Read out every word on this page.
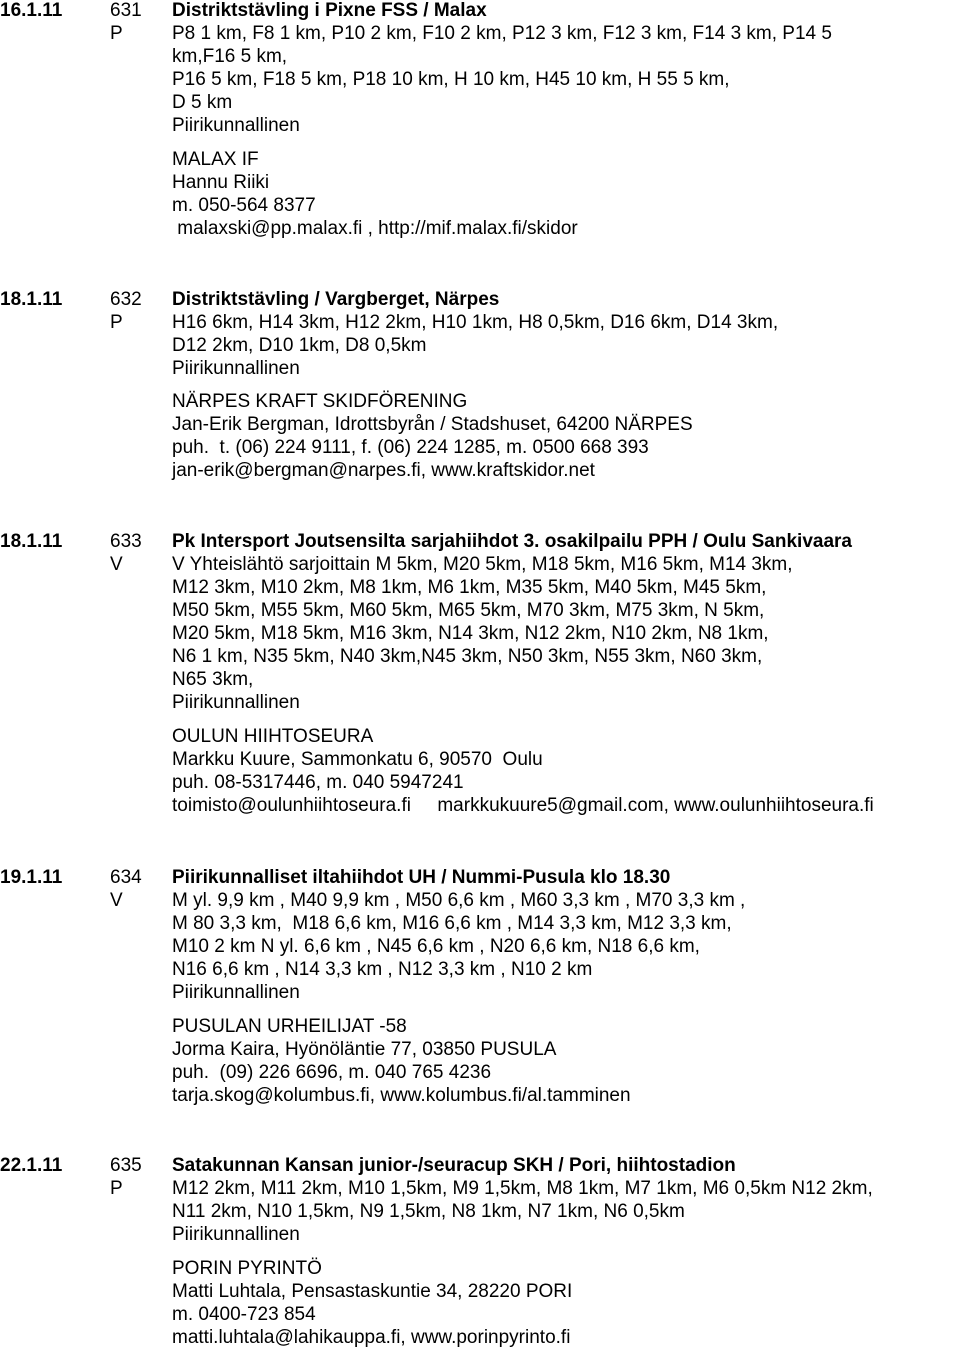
16.1.11	631 Distriktstävling i Pixne FSS / Malax
P	P8 1 km, F8 1 km, P10 2 km, F10 2 km, P12 3 km, F12 3 km, F14 3 km, P14 5
km,F16 5 km,
P16 5 km, F18 5 km, P18 10 km, H 10 km, H45 10 km, H 55 5 km,
D 5 km
Piirikunnallinen
MALAX IF
Hannu Riiki
m. 050-564 8377
malaxski@pp.malax.fi , http://mif.malax.fi/skidor
18.1.11	632 Distriktstävling / Vargberget, Närpes
P	H16 6km, H14 3km, H12 2km, H10 1km, H8 0,5km, D16 6km, D14 3km,
D12 2km, D10 1km, D8 0,5km
Piirikunnallinen
NÄRPES KRAFT SKIDFÖRENING
Jan-Erik Bergman, Idrottsbyrån / Stadshuset, 64200 NÄRPES
puh.  t. (06) 224 9111, f. (06) 224 1285, m. 0500 668 393
jan-erik@bergman@narpes.fi, www.kraftskidor.net
18.1.11	633 Pk Intersport Joutsensilta sarjahiihdot 3. osakilpailu PPH / Oulu Sankivaara
V	V Yhteislähtö sarjoittain M 5km, M20 5km, M18 5km, M16 5km, M14 3km,
M12 3km, M10 2km, M8 1km, M6 1km, M35 5km, M40 5km, M45 5km,
M50 5km, M55 5km, M60 5km, M65 5km, M70 3km, M75 3km, N 5km,
M20 5km, M18 5km, M16 3km, N14 3km, N12 2km, N10 2km, N8 1km,
N6 1 km, N35 5km, N40 3km,N45 3km, N50 3km, N55 3km, N60 3km,
N65 3km,
Piirikunnallinen
OULUN HIIHTOSEURA
Markku Kuure, Sammonkatu 6, 90570  Oulu
puh. 08-5317446, m. 040 5947241
toimisto@oulunhiihtoseura.fi     markkukuure5@gmail.com, www.oulunhiihtoseura.fi
19.1.11	634 Piirikunnalliset iltahiihdot UH / Nummi-Pusula klo 18.30
V	M yl. 9,9 km , M40 9,9 km , M50 6,6 km , M60 3,3 km , M70 3,3 km ,
M 80 3,3 km,  M18 6,6 km, M16 6,6 km , M14 3,3 km, M12 3,3 km,
M10 2 km N yl. 6,6 km , N45 6,6 km , N20 6,6 km, N18 6,6 km,
N16 6,6 km , N14 3,3 km , N12 3,3 km , N10 2 km
Piirikunnallinen
PUSULAN URHEILIJAT -58
Jorma Kaira, Hyönöläntie 77, 03850 PUSULA
puh.  (09) 226 6696, m. 040 765 4236
tarja.skog@kolumbus.fi, www.kolumbus.fi/al.tamminen
22.1.11	635 Satakunnan Kansan junior-/seuracup SKH / Pori, hiihtostadion
P	M12 2km, M11 2km, M10 1,5km, M9 1,5km, M8 1km, M7 1km, M6 0,5km N12 2km,
N11 2km, N10 1,5km, N9 1,5km, N8 1km, N7 1km, N6 0,5km
Piirikunnallinen
PORIN PYRINTÖ
Matti Luhtala, Pensastaskuntie 34, 28220 PORI
m. 0400-723 854
matti.luhtala@lahikauppa.fi, www.porinpyrinto.fi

- [Given exercise]
Set down every record once more, word for word, without pictures.

- [Reply to the exercise]
Read out every word on this page.
16.1.11	631 Distriktstävling i Pixne FSS / Malax
P	P8 1 km, F8 1 km, P10 2 km, F10 2 km, P12 3 km, F12 3 km, F14 3 km, P14 5
km,F16 5 km,
P16 5 km, F18 5 km, P18 10 km, H 10 km, H45 10 km, H 55 5 km,
D 5 km
Piirikunnallinen
MALAX IF
Hannu Riiki
m. 050-564 8377
malaxski@pp.malax.fi , http://mif.malax.fi/skidor
18.1.11	632 Distriktstävling / Vargberget, Närpes
P	H16 6km, H14 3km, H12 2km, H10 1km, H8 0,5km, D16 6km, D14 3km,
D12 2km, D10 1km, D8 0,5km
Piirikunnallinen
NÄRPES KRAFT SKIDFÖRENING
Jan-Erik Bergman, Idrottsbyrån / Stadshuset, 64200 NÄRPES
puh.  t. (06) 224 9111, f. (06) 224 1285, m. 0500 668 393
jan-erik@bergman@narpes.fi, www.kraftskidor.net
18.1.11	633 Pk Intersport Joutsensilta sarjahiihdot 3. osakilpailu PPH / Oulu Sankivaara
V	V Yhteislähtö sarjoittain M 5km, M20 5km, M18 5km, M16 5km, M14 3km,
M12 3km, M10 2km, M8 1km, M6 1km, M35 5km, M40 5km, M45 5km,
M50 5km, M55 5km, M60 5km, M65 5km, M70 3km, M75 3km, N 5km,
M20 5km, M18 5km, M16 3km, N14 3km, N12 2km, N10 2km, N8 1km,
N6 1 km, N35 5km, N40 3km,N45 3km, N50 3km, N55 3km, N60 3km,
N65 3km,
Piirikunnallinen
OULUN HIIHTOSEURA
Markku Kuure, Sammonkatu 6, 90570  Oulu
puh. 08-5317446, m. 040 5947241
toimisto@oulunhiihtoseura.fi     markkukuure5@gmail.com, www.oulunhiihtoseura.fi
19.1.11	634 Piirikunnalliset iltahiihdot UH / Nummi-Pusula klo 18.30
V	M yl. 9,9 km , M40 9,9 km , M50 6,6 km , M60 3,3 km , M70 3,3 km ,
M 80 3,3 km,  M18 6,6 km, M16 6,6 km , M14 3,3 km, M12 3,3 km,
M10 2 km N yl. 6,6 km , N45 6,6 km , N20 6,6 km, N18 6,6 km,
N16 6,6 km , N14 3,3 km , N12 3,3 km , N10 2 km
Piirikunnallinen
PUSULAN URHEILIJAT -58
Jorma Kaira, Hyönöläntie 77, 03850 PUSULA
puh.  (09) 226 6696, m. 040 765 4236
tarja.skog@kolumbus.fi, www.kolumbus.fi/al.tamminen
22.1.11	635 Satakunnan Kansan junior-/seuracup SKH / Pori, hiihtostadion
P	M12 2km, M11 2km, M10 1,5km, M9 1,5km, M8 1km, M7 1km, M6 0,5km N12 2km,
N11 2km, N10 1,5km, N9 1,5km, N8 1km, N7 1km, N6 0,5km
Piirikunnallinen
PORIN PYRINTÖ
Matti Luhtala, Pensastaskuntie 34, 28220 PORI
m. 0400-723 854
matti.luhtala@lahikauppa.fi, www.porinpyrinto.fi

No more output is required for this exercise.